To be done = Repeat, exactly and completely, the entries shown underneath.

Data for processing =
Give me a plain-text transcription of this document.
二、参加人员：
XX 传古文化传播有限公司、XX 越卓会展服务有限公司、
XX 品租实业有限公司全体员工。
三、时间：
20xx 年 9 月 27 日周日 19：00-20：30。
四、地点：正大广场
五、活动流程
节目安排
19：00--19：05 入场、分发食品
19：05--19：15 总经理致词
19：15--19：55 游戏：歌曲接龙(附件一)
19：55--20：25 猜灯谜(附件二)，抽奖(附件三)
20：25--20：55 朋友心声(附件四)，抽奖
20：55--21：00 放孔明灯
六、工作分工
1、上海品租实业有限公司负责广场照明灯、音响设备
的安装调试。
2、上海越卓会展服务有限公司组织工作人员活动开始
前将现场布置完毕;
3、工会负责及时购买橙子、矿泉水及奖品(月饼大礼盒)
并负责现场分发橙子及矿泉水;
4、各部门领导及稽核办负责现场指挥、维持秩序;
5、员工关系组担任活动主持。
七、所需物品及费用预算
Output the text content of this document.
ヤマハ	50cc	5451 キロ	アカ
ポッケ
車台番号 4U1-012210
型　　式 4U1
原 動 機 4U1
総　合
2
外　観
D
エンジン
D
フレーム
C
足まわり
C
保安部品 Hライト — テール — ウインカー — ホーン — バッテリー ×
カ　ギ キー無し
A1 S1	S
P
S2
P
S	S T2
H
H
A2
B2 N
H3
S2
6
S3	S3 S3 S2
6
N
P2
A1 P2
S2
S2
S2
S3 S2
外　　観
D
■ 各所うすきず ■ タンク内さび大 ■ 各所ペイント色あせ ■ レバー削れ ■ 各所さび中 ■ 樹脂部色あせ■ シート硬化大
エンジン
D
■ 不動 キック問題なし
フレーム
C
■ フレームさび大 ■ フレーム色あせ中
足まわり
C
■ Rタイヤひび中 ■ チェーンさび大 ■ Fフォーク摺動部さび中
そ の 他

Exercise answer =
Give me a plain-text transcription of this document.
二、参加人员：
XX 传古文化传播有限公司、XX 越卓会展服务有限公司、
XX 品租实业有限公司全体员工。
三、时间：
20xx 年 9 月 27 日周日 19：00-20：30。
四、地点：正大广场
五、活动流程
节目安排
19：00--19：05 入场、分发食品
19：05--19：15 总经理致词
19：15--19：55 游戏：歌曲接龙(附件一)
19：55--20：25 猜灯谜(附件二)，抽奖(附件三)
20：25--20：55 朋友心声(附件四)，抽奖
20：55--21：00 放孔明灯
六、工作分工
1、上海品租实业有限公司负责广场照明灯、音响设备
的安装调试。
2、上海越卓会展服务有限公司组织工作人员活动开始
前将现场布置完毕;
3、工会负责及时购买橙子、矿泉水及奖品(月饼大礼盒)
并负责现场分发橙子及矿泉水;
4、各部门领导及稽核办负责现场指挥、维持秩序;
5、员工关系组担任活动主持。
七、所需物品及费用预算
Output the text content of this document.
ヤマハ	50cc	5451 キロ	アカ
ポッケ
車台番号 4U1-012210
型　　式 4U1
原 動 機 4U1
総　合
2
外　観
D
エンジン
D
フレーム
C
足まわり
C
保安部品 Hライト — テール — ウインカー — ホーン — バッテリー ×
カ　ギ キー無し
A1 S1	S
P
S2
P
S	S T2
H
H
A2
B2 N
H3
S2
6
S3	S3 S3 S2
6
N
P2
A1 P2
S2
S2
S2
S3 S2
外　　観
D
■ 各所うすきず ■ タンク内さび大 ■ 各所ペイント色あせ ■ レバー削れ ■ 各所さび中 ■ 樹脂部色あせ■ シート硬化大
エンジン
D
■ 不動 キック問題なし
フレーム
C
■ フレームさび大 ■ フレーム色あせ中
足まわり
C
■ Rタイヤひび中 ■ チェーンさび大 ■ Fフォーク摺動部さび中
そ の 他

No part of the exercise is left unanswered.